Job: Go through the material below and copy each line where the word "after" appears.

(Data entries)
>> START

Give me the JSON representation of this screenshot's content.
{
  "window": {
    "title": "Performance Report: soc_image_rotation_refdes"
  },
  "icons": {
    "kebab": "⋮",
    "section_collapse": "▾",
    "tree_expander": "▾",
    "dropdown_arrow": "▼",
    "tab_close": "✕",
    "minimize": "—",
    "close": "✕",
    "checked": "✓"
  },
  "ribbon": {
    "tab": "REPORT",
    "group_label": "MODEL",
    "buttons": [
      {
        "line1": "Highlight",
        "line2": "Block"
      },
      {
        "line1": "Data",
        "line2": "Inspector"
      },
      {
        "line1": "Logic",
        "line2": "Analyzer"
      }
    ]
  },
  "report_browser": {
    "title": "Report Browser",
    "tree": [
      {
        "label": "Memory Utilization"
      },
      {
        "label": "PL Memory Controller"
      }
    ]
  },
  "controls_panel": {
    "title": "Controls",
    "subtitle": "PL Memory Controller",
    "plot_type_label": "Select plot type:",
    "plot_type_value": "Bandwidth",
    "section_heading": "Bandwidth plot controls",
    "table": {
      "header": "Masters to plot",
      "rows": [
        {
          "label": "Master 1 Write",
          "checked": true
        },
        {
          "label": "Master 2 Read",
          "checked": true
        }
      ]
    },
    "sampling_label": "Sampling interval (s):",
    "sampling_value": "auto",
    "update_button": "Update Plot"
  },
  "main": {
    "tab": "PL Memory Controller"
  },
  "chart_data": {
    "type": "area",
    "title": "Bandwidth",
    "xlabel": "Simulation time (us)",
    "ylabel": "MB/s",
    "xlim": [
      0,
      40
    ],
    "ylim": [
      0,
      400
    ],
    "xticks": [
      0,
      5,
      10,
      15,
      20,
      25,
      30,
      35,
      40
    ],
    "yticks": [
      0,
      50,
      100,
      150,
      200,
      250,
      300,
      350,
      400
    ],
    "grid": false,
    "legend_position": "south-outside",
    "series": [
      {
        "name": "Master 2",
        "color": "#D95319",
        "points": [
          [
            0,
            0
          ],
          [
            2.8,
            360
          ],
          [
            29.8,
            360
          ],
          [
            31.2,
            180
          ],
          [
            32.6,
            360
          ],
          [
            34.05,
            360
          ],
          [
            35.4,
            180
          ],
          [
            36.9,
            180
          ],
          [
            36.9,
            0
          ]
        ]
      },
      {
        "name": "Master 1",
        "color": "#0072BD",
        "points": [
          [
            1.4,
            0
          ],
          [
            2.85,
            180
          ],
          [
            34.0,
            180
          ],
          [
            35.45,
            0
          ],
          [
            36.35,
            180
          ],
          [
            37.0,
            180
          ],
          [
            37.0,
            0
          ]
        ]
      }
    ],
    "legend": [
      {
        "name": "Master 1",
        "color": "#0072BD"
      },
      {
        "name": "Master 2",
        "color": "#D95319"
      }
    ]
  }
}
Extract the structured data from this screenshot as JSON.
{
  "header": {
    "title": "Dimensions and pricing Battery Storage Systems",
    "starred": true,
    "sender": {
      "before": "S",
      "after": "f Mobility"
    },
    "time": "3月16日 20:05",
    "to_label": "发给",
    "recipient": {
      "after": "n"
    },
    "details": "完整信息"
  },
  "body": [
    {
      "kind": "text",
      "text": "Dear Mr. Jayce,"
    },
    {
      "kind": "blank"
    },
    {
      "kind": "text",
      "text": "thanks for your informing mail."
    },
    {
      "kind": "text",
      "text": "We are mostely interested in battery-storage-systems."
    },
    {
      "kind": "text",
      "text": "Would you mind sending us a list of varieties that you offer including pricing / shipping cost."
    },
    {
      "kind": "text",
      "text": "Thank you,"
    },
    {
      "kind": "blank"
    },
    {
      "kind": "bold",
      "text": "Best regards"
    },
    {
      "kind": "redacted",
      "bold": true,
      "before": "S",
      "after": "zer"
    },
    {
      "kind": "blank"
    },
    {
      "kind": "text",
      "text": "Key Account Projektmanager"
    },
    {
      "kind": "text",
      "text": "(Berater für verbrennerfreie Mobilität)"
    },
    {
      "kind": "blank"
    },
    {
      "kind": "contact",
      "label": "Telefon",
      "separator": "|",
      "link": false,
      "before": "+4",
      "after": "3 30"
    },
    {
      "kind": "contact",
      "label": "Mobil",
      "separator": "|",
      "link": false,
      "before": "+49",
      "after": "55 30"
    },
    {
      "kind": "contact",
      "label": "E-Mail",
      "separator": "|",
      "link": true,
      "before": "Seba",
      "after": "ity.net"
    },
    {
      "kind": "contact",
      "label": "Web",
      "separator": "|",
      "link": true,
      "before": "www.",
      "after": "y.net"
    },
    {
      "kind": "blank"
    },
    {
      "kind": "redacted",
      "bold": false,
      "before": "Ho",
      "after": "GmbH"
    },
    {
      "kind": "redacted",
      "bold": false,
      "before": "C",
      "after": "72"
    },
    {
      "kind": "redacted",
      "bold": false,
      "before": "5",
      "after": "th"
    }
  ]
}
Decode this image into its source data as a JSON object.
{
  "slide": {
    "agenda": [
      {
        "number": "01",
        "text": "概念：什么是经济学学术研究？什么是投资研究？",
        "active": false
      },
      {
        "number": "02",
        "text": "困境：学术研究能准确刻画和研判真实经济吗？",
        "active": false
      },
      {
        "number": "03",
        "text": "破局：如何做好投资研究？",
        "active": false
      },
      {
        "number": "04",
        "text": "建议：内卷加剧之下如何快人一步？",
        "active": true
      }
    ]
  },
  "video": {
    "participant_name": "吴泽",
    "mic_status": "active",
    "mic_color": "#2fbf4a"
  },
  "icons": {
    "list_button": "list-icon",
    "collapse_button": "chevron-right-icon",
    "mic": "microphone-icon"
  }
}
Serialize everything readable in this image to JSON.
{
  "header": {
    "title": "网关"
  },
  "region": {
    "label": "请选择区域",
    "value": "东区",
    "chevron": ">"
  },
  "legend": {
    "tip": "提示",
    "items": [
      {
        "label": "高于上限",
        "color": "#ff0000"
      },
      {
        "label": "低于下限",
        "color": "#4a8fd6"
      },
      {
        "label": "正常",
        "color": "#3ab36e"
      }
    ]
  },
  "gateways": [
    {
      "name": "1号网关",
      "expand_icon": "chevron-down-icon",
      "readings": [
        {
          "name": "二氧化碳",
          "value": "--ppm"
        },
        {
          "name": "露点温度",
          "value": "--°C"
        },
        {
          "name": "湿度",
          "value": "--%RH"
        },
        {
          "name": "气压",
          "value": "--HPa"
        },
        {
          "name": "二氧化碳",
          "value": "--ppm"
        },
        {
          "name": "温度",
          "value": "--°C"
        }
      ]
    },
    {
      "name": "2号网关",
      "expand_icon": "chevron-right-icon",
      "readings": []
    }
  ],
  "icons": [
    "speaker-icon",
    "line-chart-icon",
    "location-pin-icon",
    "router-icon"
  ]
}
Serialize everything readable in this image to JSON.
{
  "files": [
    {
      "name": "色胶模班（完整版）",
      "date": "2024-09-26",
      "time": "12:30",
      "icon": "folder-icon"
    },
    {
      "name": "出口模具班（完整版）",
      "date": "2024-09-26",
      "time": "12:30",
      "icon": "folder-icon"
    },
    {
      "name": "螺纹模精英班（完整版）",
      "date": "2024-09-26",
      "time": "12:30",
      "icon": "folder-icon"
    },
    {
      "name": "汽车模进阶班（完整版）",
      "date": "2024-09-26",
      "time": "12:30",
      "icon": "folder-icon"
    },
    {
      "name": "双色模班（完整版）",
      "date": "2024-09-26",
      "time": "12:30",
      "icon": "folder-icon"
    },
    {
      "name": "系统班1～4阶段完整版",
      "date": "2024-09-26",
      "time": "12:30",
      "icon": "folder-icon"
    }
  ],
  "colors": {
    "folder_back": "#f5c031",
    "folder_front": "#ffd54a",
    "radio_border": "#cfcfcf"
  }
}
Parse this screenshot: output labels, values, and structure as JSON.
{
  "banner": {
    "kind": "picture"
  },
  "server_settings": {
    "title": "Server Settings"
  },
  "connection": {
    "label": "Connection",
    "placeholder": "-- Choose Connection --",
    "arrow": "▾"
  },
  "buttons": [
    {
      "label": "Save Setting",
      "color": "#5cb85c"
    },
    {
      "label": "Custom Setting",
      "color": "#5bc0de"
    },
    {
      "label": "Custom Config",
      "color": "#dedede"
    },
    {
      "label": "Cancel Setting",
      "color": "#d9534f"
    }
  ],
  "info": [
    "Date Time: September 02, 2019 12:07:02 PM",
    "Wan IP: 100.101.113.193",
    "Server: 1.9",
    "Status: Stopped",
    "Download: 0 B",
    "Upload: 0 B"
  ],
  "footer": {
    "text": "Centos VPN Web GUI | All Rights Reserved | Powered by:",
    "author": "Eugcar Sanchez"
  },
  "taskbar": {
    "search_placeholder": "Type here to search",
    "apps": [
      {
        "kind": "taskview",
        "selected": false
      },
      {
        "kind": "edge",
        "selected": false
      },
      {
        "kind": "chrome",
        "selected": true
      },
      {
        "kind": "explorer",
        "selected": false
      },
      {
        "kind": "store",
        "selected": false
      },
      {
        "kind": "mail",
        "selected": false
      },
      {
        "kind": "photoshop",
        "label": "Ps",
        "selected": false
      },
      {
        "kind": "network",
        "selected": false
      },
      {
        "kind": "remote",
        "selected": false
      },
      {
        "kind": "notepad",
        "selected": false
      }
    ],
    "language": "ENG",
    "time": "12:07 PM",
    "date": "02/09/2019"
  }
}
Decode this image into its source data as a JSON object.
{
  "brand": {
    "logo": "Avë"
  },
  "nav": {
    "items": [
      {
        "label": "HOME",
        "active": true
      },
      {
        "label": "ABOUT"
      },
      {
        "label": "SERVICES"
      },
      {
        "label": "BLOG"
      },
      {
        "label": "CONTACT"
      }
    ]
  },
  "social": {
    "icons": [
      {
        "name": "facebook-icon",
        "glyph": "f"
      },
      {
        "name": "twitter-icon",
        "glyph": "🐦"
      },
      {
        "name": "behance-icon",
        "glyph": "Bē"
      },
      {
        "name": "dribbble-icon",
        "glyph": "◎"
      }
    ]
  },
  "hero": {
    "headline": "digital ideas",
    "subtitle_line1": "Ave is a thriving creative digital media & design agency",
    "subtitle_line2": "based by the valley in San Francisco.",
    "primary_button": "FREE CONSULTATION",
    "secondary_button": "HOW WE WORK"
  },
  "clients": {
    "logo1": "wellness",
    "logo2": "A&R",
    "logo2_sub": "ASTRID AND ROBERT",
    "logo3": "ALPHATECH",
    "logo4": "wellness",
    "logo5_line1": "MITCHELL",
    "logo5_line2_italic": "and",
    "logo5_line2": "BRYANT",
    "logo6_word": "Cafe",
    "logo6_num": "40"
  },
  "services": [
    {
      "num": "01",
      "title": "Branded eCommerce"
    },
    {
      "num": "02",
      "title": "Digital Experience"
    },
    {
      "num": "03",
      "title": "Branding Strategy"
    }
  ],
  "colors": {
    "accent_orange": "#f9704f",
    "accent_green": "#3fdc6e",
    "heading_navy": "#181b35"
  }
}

>> END

Solution to the exercise:
      "after": "f Mobility"
      "after": "n"
      "after": "zer"
      "after": "3 30"
      "after": "55 30"
      "after": "ity.net"
      "after": "y.net"
      "after": "GmbH"
      "after": "72"
      "after": "th"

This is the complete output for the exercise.